■ EXERCISE OBJECTIVE ■
Extract every line that contains the string "style".

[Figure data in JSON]
□ □ □ □ □

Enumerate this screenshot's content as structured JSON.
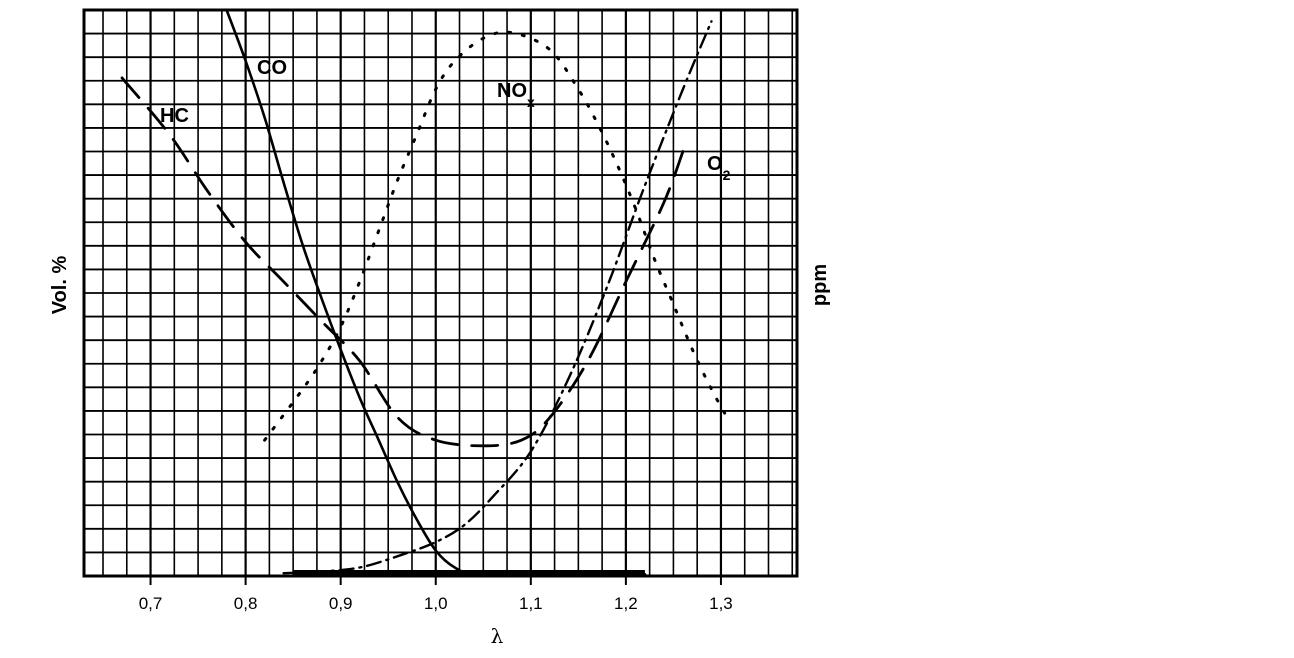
{
  "chart_data": {
    "type": "line",
    "xlabel": "λ",
    "ylabel_left": "Vol. %",
    "ylabel_right": "ppm",
    "xlim": [
      0.63,
      1.38
    ],
    "x_ticks": [
      0.7,
      0.8,
      0.9,
      1.0,
      1.1,
      1.2,
      1.3
    ],
    "x_tick_labels": [
      "0,7",
      "0,8",
      "0,9",
      "1,0",
      "1,1",
      "1,2",
      "1,3"
    ],
    "ylim": [
      0,
      100
    ],
    "grid": true,
    "series": [
      {
        "name": "CO",
        "style": "solid",
        "x": [
          0.78,
          0.8,
          0.82,
          0.84,
          0.86,
          0.88,
          0.9,
          0.92,
          0.94,
          0.96,
          0.98,
          1.0,
          1.02,
          1.04,
          1.1,
          1.22
        ],
        "y": [
          100,
          91,
          81,
          69.5,
          58.5,
          49,
          40,
          31.5,
          24,
          16.5,
          10,
          4.5,
          1.5,
          0.5,
          0.3,
          0.3
        ]
      },
      {
        "name": "HC",
        "style": "dashed",
        "x": [
          0.67,
          0.72,
          0.76,
          0.8,
          0.84,
          0.88,
          0.92,
          0.96,
          1.0,
          1.05,
          1.09,
          1.12,
          1.16,
          1.2,
          1.24,
          1.26
        ],
        "y": [
          88,
          78,
          68,
          59,
          52,
          45,
          38,
          28,
          24,
          23,
          24,
          28,
          38,
          52,
          66,
          75
        ]
      },
      {
        "name": "NOx",
        "style": "dotted",
        "x": [
          0.82,
          0.86,
          0.88,
          0.9,
          0.92,
          0.94,
          0.96,
          0.98,
          1.0,
          1.02,
          1.05,
          1.08,
          1.12,
          1.15,
          1.17,
          1.19,
          1.21,
          1.23,
          1.25,
          1.27,
          1.29,
          1.31
        ],
        "y": [
          24,
          33,
          38,
          44,
          52,
          61,
          70,
          78,
          86,
          91,
          95,
          96,
          93,
          86,
          80,
          73,
          65,
          56,
          48,
          40,
          33,
          27
        ]
      },
      {
        "name": "O2",
        "style": "dash-dot",
        "x": [
          0.84,
          0.88,
          0.92,
          0.96,
          1.0,
          1.03,
          1.06,
          1.1,
          1.14,
          1.18,
          1.22,
          1.26,
          1.29
        ],
        "y": [
          0.5,
          0.8,
          1.5,
          3.5,
          6,
          9,
          14,
          22,
          35,
          51,
          69,
          86,
          98
        ]
      }
    ],
    "labels": {
      "co": "CO",
      "hc": "HC",
      "nox_main": "NO",
      "nox_sub": "x",
      "o2_main": "O",
      "o2_sub": "2"
    }
  }
}
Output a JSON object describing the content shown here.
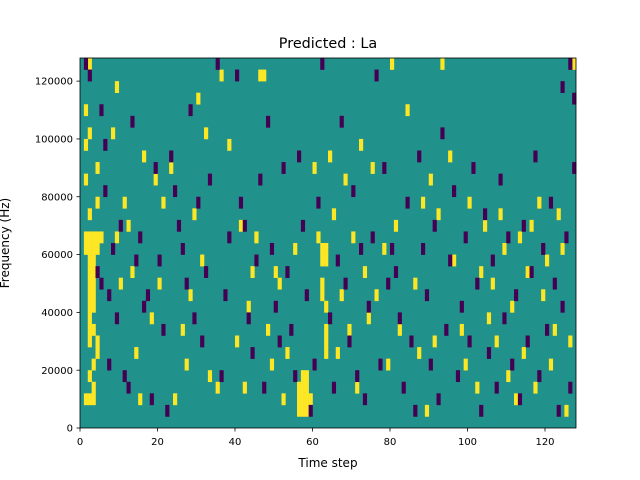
{
  "chart_data": {
    "type": "heatmap",
    "title": "Predicted : La",
    "xlabel": "Time step",
    "ylabel": "Frequency (Hz)",
    "xlim": [
      0,
      128
    ],
    "ylim": [
      0,
      128000
    ],
    "xticks": [
      0,
      20,
      40,
      60,
      80,
      100,
      120
    ],
    "yticks": [
      0,
      20000,
      40000,
      60000,
      80000,
      100000,
      120000
    ],
    "xtick_labels": [
      "0",
      "20",
      "40",
      "60",
      "80",
      "100",
      "120"
    ],
    "ytick_labels": [
      "0",
      "20000",
      "40000",
      "60000",
      "80000",
      "100000",
      "120000"
    ],
    "grid": false,
    "colormap": "viridis",
    "levels": [
      0,
      1,
      2
    ],
    "level_colors": [
      "#440154",
      "#21918c",
      "#fde725"
    ],
    "background_level": 1,
    "cell_width": 1,
    "cell_height": 4000,
    "cells": [
      [
        1,
        8000,
        2
      ],
      [
        2,
        8000,
        2
      ],
      [
        3,
        8000,
        2
      ],
      [
        1,
        60000,
        2
      ],
      [
        2,
        60000,
        2
      ],
      [
        3,
        60000,
        2
      ],
      [
        4,
        60000,
        2
      ],
      [
        1,
        64000,
        2
      ],
      [
        2,
        64000,
        2
      ],
      [
        3,
        64000,
        2
      ],
      [
        4,
        64000,
        2
      ],
      [
        5,
        64000,
        2
      ],
      [
        2,
        28000,
        2
      ],
      [
        2,
        32000,
        2
      ],
      [
        2,
        36000,
        2
      ],
      [
        2,
        40000,
        2
      ],
      [
        2,
        44000,
        2
      ],
      [
        2,
        48000,
        2
      ],
      [
        2,
        52000,
        2
      ],
      [
        2,
        56000,
        2
      ],
      [
        3,
        32000,
        2
      ],
      [
        3,
        40000,
        2
      ],
      [
        3,
        44000,
        2
      ],
      [
        3,
        48000,
        2
      ],
      [
        3,
        52000,
        2
      ],
      [
        3,
        56000,
        2
      ],
      [
        2,
        16000,
        2
      ],
      [
        3,
        12000,
        2
      ],
      [
        3,
        20000,
        2
      ],
      [
        1,
        96000,
        2
      ],
      [
        1,
        84000,
        2
      ],
      [
        1,
        108000,
        2
      ],
      [
        2,
        72000,
        2
      ],
      [
        2,
        100000,
        2
      ],
      [
        2,
        124000,
        2
      ],
      [
        4,
        28000,
        2
      ],
      [
        4,
        24000,
        2
      ],
      [
        4,
        88000,
        2
      ],
      [
        4,
        76000,
        2
      ],
      [
        8,
        100000,
        2
      ],
      [
        9,
        116000,
        2
      ],
      [
        9,
        64000,
        2
      ],
      [
        10,
        48000,
        2
      ],
      [
        11,
        76000,
        2
      ],
      [
        12,
        68000,
        2
      ],
      [
        13,
        52000,
        2
      ],
      [
        14,
        24000,
        2
      ],
      [
        15,
        8000,
        2
      ],
      [
        16,
        92000,
        2
      ],
      [
        18,
        36000,
        2
      ],
      [
        19,
        84000,
        2
      ],
      [
        20,
        48000,
        2
      ],
      [
        21,
        76000,
        2
      ],
      [
        23,
        88000,
        2
      ],
      [
        24,
        8000,
        2
      ],
      [
        26,
        32000,
        2
      ],
      [
        27,
        20000,
        2
      ],
      [
        28,
        44000,
        2
      ],
      [
        29,
        72000,
        2
      ],
      [
        30,
        112000,
        2
      ],
      [
        31,
        56000,
        2
      ],
      [
        32,
        100000,
        2
      ],
      [
        33,
        16000,
        2
      ],
      [
        35,
        12000,
        2
      ],
      [
        36,
        120000,
        2
      ],
      [
        38,
        96000,
        2
      ],
      [
        40,
        28000,
        2
      ],
      [
        41,
        68000,
        2
      ],
      [
        42,
        12000,
        2
      ],
      [
        43,
        40000,
        2
      ],
      [
        44,
        52000,
        2
      ],
      [
        45,
        64000,
        2
      ],
      [
        46,
        120000,
        2
      ],
      [
        47,
        120000,
        2
      ],
      [
        48,
        32000,
        2
      ],
      [
        49,
        20000,
        2
      ],
      [
        50,
        52000,
        2
      ],
      [
        51,
        48000,
        2
      ],
      [
        52,
        8000,
        2
      ],
      [
        53,
        24000,
        2
      ],
      [
        55,
        60000,
        2
      ],
      [
        56,
        4000,
        2
      ],
      [
        56,
        8000,
        2
      ],
      [
        56,
        12000,
        2
      ],
      [
        57,
        4000,
        2
      ],
      [
        57,
        8000,
        2
      ],
      [
        57,
        12000,
        2
      ],
      [
        57,
        16000,
        2
      ],
      [
        58,
        4000,
        2
      ],
      [
        58,
        8000,
        2
      ],
      [
        58,
        12000,
        2
      ],
      [
        58,
        16000,
        2
      ],
      [
        59,
        8000,
        2
      ],
      [
        60,
        88000,
        2
      ],
      [
        61,
        64000,
        2
      ],
      [
        62,
        56000,
        2
      ],
      [
        62,
        60000,
        2
      ],
      [
        62,
        48000,
        2
      ],
      [
        62,
        44000,
        2
      ],
      [
        63,
        56000,
        2
      ],
      [
        63,
        60000,
        2
      ],
      [
        63,
        40000,
        2
      ],
      [
        63,
        32000,
        2
      ],
      [
        63,
        28000,
        2
      ],
      [
        63,
        24000,
        2
      ],
      [
        64,
        92000,
        2
      ],
      [
        65,
        72000,
        2
      ],
      [
        66,
        24000,
        2
      ],
      [
        67,
        44000,
        2
      ],
      [
        68,
        84000,
        2
      ],
      [
        69,
        32000,
        2
      ],
      [
        70,
        64000,
        2
      ],
      [
        71,
        12000,
        2
      ],
      [
        72,
        96000,
        2
      ],
      [
        73,
        52000,
        2
      ],
      [
        74,
        36000,
        2
      ],
      [
        75,
        88000,
        2
      ],
      [
        76,
        44000,
        2
      ],
      [
        78,
        60000,
        2
      ],
      [
        79,
        20000,
        2
      ],
      [
        80,
        124000,
        2
      ],
      [
        81,
        68000,
        2
      ],
      [
        82,
        32000,
        2
      ],
      [
        84,
        108000,
        2
      ],
      [
        86,
        48000,
        2
      ],
      [
        87,
        24000,
        2
      ],
      [
        88,
        76000,
        2
      ],
      [
        89,
        4000,
        2
      ],
      [
        90,
        84000,
        2
      ],
      [
        91,
        28000,
        2
      ],
      [
        92,
        72000,
        2
      ],
      [
        93,
        124000,
        2
      ],
      [
        95,
        92000,
        2
      ],
      [
        96,
        56000,
        2
      ],
      [
        98,
        32000,
        2
      ],
      [
        99,
        20000,
        2
      ],
      [
        100,
        76000,
        2
      ],
      [
        102,
        12000,
        2
      ],
      [
        103,
        52000,
        2
      ],
      [
        104,
        68000,
        2
      ],
      [
        105,
        36000,
        2
      ],
      [
        106,
        48000,
        2
      ],
      [
        107,
        28000,
        2
      ],
      [
        108,
        72000,
        2
      ],
      [
        109,
        60000,
        2
      ],
      [
        110,
        16000,
        2
      ],
      [
        111,
        40000,
        2
      ],
      [
        112,
        8000,
        2
      ],
      [
        113,
        64000,
        2
      ],
      [
        114,
        24000,
        2
      ],
      [
        115,
        52000,
        2
      ],
      [
        116,
        68000,
        2
      ],
      [
        117,
        12000,
        2
      ],
      [
        118,
        76000,
        2
      ],
      [
        119,
        44000,
        2
      ],
      [
        120,
        56000,
        2
      ],
      [
        121,
        20000,
        2
      ],
      [
        122,
        32000,
        2
      ],
      [
        123,
        72000,
        2
      ],
      [
        124,
        60000,
        2
      ],
      [
        125,
        4000,
        2
      ],
      [
        126,
        28000,
        2
      ],
      [
        127,
        124000,
        2
      ],
      [
        1,
        124000,
        0
      ],
      [
        2,
        120000,
        0
      ],
      [
        5,
        108000,
        0
      ],
      [
        6,
        96000,
        0
      ],
      [
        4,
        52000,
        0
      ],
      [
        5,
        48000,
        0
      ],
      [
        6,
        80000,
        0
      ],
      [
        7,
        20000,
        0
      ],
      [
        7,
        44000,
        0
      ],
      [
        8,
        60000,
        0
      ],
      [
        9,
        36000,
        0
      ],
      [
        10,
        68000,
        0
      ],
      [
        11,
        16000,
        0
      ],
      [
        12,
        12000,
        0
      ],
      [
        13,
        104000,
        0
      ],
      [
        14,
        56000,
        0
      ],
      [
        15,
        64000,
        0
      ],
      [
        16,
        40000,
        0
      ],
      [
        17,
        44000,
        0
      ],
      [
        18,
        8000,
        0
      ],
      [
        19,
        88000,
        0
      ],
      [
        20,
        56000,
        0
      ],
      [
        21,
        32000,
        0
      ],
      [
        22,
        4000,
        0
      ],
      [
        23,
        92000,
        0
      ],
      [
        24,
        80000,
        0
      ],
      [
        25,
        68000,
        0
      ],
      [
        26,
        60000,
        0
      ],
      [
        27,
        48000,
        0
      ],
      [
        28,
        108000,
        0
      ],
      [
        29,
        36000,
        0
      ],
      [
        30,
        76000,
        0
      ],
      [
        31,
        28000,
        0
      ],
      [
        32,
        52000,
        0
      ],
      [
        33,
        84000,
        0
      ],
      [
        35,
        124000,
        0
      ],
      [
        36,
        16000,
        0
      ],
      [
        37,
        44000,
        0
      ],
      [
        38,
        64000,
        0
      ],
      [
        40,
        120000,
        0
      ],
      [
        41,
        76000,
        0
      ],
      [
        42,
        68000,
        0
      ],
      [
        43,
        36000,
        0
      ],
      [
        44,
        24000,
        0
      ],
      [
        45,
        56000,
        0
      ],
      [
        46,
        84000,
        0
      ],
      [
        47,
        12000,
        0
      ],
      [
        48,
        104000,
        0
      ],
      [
        49,
        60000,
        0
      ],
      [
        50,
        40000,
        0
      ],
      [
        51,
        28000,
        0
      ],
      [
        52,
        88000,
        0
      ],
      [
        53,
        52000,
        0
      ],
      [
        54,
        32000,
        0
      ],
      [
        55,
        16000,
        0
      ],
      [
        56,
        92000,
        0
      ],
      [
        57,
        68000,
        0
      ],
      [
        58,
        44000,
        0
      ],
      [
        59,
        4000,
        0
      ],
      [
        60,
        20000,
        0
      ],
      [
        61,
        76000,
        0
      ],
      [
        62,
        124000,
        0
      ],
      [
        64,
        36000,
        0
      ],
      [
        65,
        12000,
        0
      ],
      [
        66,
        56000,
        0
      ],
      [
        67,
        104000,
        0
      ],
      [
        68,
        48000,
        0
      ],
      [
        69,
        28000,
        0
      ],
      [
        70,
        80000,
        0
      ],
      [
        71,
        16000,
        0
      ],
      [
        72,
        60000,
        0
      ],
      [
        73,
        8000,
        0
      ],
      [
        74,
        40000,
        0
      ],
      [
        75,
        64000,
        0
      ],
      [
        76,
        120000,
        0
      ],
      [
        77,
        20000,
        0
      ],
      [
        78,
        88000,
        0
      ],
      [
        79,
        48000,
        0
      ],
      [
        80,
        60000,
        0
      ],
      [
        81,
        52000,
        0
      ],
      [
        82,
        36000,
        0
      ],
      [
        83,
        12000,
        0
      ],
      [
        84,
        76000,
        0
      ],
      [
        85,
        28000,
        0
      ],
      [
        86,
        4000,
        0
      ],
      [
        87,
        92000,
        0
      ],
      [
        88,
        60000,
        0
      ],
      [
        89,
        44000,
        0
      ],
      [
        90,
        20000,
        0
      ],
      [
        91,
        68000,
        0
      ],
      [
        92,
        8000,
        0
      ],
      [
        93,
        100000,
        0
      ],
      [
        94,
        32000,
        0
      ],
      [
        95,
        56000,
        0
      ],
      [
        96,
        80000,
        0
      ],
      [
        97,
        16000,
        0
      ],
      [
        98,
        40000,
        0
      ],
      [
        99,
        64000,
        0
      ],
      [
        100,
        28000,
        0
      ],
      [
        101,
        88000,
        0
      ],
      [
        102,
        48000,
        0
      ],
      [
        103,
        4000,
        0
      ],
      [
        104,
        72000,
        0
      ],
      [
        105,
        24000,
        0
      ],
      [
        106,
        56000,
        0
      ],
      [
        107,
        12000,
        0
      ],
      [
        108,
        84000,
        0
      ],
      [
        109,
        36000,
        0
      ],
      [
        110,
        64000,
        0
      ],
      [
        111,
        20000,
        0
      ],
      [
        112,
        44000,
        0
      ],
      [
        113,
        8000,
        0
      ],
      [
        114,
        68000,
        0
      ],
      [
        115,
        28000,
        0
      ],
      [
        116,
        52000,
        0
      ],
      [
        117,
        92000,
        0
      ],
      [
        118,
        16000,
        0
      ],
      [
        119,
        60000,
        0
      ],
      [
        120,
        32000,
        0
      ],
      [
        121,
        76000,
        0
      ],
      [
        122,
        48000,
        0
      ],
      [
        123,
        4000,
        0
      ],
      [
        124,
        40000,
        0
      ],
      [
        125,
        64000,
        0
      ],
      [
        126,
        12000,
        0
      ],
      [
        127,
        112000,
        0
      ],
      [
        127,
        88000,
        0
      ],
      [
        126,
        124000,
        0
      ],
      [
        124,
        116000,
        0
      ]
    ]
  }
}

□ □ □ □ □

■ THE ANSWER ■
        "style": "solid",
        "style": "dashed",
        "style": "dotted",
        "style": "dash-dot",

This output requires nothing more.